Region annotation records
○ ○ ○ ○

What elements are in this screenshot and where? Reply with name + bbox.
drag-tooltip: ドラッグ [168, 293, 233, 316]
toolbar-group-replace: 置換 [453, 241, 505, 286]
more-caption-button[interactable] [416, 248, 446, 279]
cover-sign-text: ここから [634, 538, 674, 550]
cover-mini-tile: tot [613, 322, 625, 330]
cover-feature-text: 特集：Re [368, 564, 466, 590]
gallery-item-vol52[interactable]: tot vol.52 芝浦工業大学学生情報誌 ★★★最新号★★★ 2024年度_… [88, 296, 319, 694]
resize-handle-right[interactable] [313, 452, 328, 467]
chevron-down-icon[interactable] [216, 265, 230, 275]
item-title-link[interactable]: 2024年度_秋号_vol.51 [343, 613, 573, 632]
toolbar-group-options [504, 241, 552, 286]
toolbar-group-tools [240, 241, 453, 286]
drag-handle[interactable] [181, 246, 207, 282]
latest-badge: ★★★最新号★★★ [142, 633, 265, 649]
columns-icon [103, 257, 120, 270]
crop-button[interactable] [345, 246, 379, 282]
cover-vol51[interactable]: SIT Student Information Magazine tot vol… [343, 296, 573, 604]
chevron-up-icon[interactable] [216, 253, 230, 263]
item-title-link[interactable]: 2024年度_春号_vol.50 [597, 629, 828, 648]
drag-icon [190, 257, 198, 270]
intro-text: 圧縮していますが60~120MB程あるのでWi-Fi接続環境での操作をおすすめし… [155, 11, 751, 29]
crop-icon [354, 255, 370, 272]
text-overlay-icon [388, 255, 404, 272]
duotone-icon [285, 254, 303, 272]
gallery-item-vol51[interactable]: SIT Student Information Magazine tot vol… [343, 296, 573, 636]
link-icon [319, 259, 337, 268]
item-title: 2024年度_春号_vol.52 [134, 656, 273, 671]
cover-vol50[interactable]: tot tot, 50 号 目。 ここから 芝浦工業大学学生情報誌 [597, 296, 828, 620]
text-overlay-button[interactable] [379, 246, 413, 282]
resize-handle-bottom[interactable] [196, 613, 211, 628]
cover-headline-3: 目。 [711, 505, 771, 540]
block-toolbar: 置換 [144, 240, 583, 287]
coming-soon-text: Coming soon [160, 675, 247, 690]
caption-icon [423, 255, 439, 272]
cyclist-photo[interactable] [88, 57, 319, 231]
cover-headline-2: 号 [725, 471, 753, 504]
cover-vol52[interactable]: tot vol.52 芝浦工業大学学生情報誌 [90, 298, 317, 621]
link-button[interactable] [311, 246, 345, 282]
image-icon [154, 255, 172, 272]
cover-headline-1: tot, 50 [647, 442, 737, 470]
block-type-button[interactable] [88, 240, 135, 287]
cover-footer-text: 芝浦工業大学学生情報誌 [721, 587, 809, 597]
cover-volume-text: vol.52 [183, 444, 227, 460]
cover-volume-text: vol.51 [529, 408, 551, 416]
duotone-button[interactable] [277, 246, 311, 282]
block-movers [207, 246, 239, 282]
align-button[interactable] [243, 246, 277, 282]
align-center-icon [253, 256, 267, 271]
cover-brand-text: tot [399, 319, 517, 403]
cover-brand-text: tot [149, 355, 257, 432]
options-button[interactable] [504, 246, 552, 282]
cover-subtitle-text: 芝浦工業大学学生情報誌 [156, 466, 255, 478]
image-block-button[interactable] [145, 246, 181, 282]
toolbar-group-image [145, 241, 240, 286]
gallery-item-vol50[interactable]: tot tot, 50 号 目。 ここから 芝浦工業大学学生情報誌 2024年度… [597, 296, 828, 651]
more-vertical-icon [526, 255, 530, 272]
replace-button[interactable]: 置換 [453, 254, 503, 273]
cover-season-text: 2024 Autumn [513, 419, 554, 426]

○ ○ ○ ○

■ What you have to do ■
Convert all of the rows above into a numbered list, omitting any blank lines.

■ Output of the task ■
1. What elements are in this screenshot and where? Reply with name + bbox.
2. drag-tooltip: ドラッグ [168, 293, 233, 316]
3. toolbar-group-replace: 置換 [453, 241, 505, 286]
4. more-caption-button[interactable] [416, 248, 446, 279]
5. cover-sign-text: ここから [634, 538, 674, 550]
6. cover-mini-tile: tot [613, 322, 625, 330]
7. cover-feature-text: 特集：Re [368, 564, 466, 590]
8. gallery-item-vol52[interactable]: tot vol.52 芝浦工業大学学生情報誌 ★★★最新号★★★ 2024年度_… [88, 296, 319, 694]
9. resize-handle-right[interactable] [313, 452, 328, 467]
10. chevron-down-icon[interactable] [216, 265, 230, 275]
11. item-title-link[interactable]: 2024年度_秋号_vol.51 [343, 613, 573, 632]
12. toolbar-group-options [504, 241, 552, 286]
13. toolbar-group-tools [240, 241, 453, 286]
14. drag-handle[interactable] [181, 246, 207, 282]
15. latest-badge: ★★★最新号★★★ [142, 633, 265, 649]
16. columns-icon [103, 257, 120, 270]
17. crop-button[interactable] [345, 246, 379, 282]
18. cover-vol51[interactable]: SIT Student Information Magazine tot vol… [343, 296, 573, 604]
19. chevron-up-icon[interactable] [216, 253, 230, 263]
20. item-title-link[interactable]: 2024年度_春号_vol.50 [597, 629, 828, 648]
21. drag-icon [190, 257, 198, 270]
22. intro-text: 圧縮していますが60~120MB程あるのでWi-Fi接続環境での操作をおすすめし… [155, 11, 751, 29]
23. crop-icon [354, 255, 370, 272]
24. text-overlay-icon [388, 255, 404, 272]
25. duotone-icon [285, 254, 303, 272]
26. gallery-item-vol51[interactable]: SIT Student Information Magazine tot vol… [343, 296, 573, 636]
27. link-icon [319, 259, 337, 268]
28. item-title: 2024年度_春号_vol.52 [134, 656, 273, 671]
29. cover-vol50[interactable]: tot tot, 50 号 目。 ここから 芝浦工業大学学生情報誌 [597, 296, 828, 620]
30. text-overlay-button[interactable] [379, 246, 413, 282]
31. resize-handle-bottom[interactable] [196, 613, 211, 628]
32. cover-headline-3: 目。 [711, 505, 771, 540]
33. block-toolbar: 置換 [144, 240, 583, 287]
34. coming-soon-text: Coming soon [160, 675, 247, 690]
35. caption-icon [423, 255, 439, 272]
36. cyclist-photo[interactable] [88, 57, 319, 231]
37. cover-headline-2: 号 [725, 471, 753, 504]
38. cover-vol52[interactable]: tot vol.52 芝浦工業大学学生情報誌 [90, 298, 317, 621]
39. link-button[interactable] [311, 246, 345, 282]
40. image-icon [154, 255, 172, 272]
41. cover-headline-1: tot, 50 [647, 442, 737, 470]
42. block-type-button[interactable] [88, 240, 135, 287]
43. cover-footer-text: 芝浦工業大学学生情報誌 [721, 587, 809, 597]
44. cover-volume-text: vol.52 [183, 444, 227, 460]
45. cover-volume-text: vol.51 [529, 408, 551, 416]
46. duotone-button[interactable] [277, 246, 311, 282]
47. block-movers [207, 246, 239, 282]
48. align-button[interactable] [243, 246, 277, 282]
49. align-center-icon [253, 256, 267, 271]
50. cover-brand-text: tot [399, 319, 517, 403]
51. cover-brand-text: tot [149, 355, 257, 432]
52. options-button[interactable] [504, 246, 552, 282]
53. cover-subtitle-text: 芝浦工業大学学生情報誌 [156, 466, 255, 478]
54. image-block-button[interactable] [145, 246, 181, 282]
55. toolbar-group-image [145, 241, 240, 286]
56. gallery-item-vol50[interactable]: tot tot, 50 号 目。 ここから 芝浦工業大学学生情報誌 2024年度… [597, 296, 828, 651]
57. more-vertical-icon [526, 255, 530, 272]
58. replace-button[interactable]: 置換 [453, 254, 503, 273]
59. cover-season-text: 2024 Autumn [513, 419, 554, 426]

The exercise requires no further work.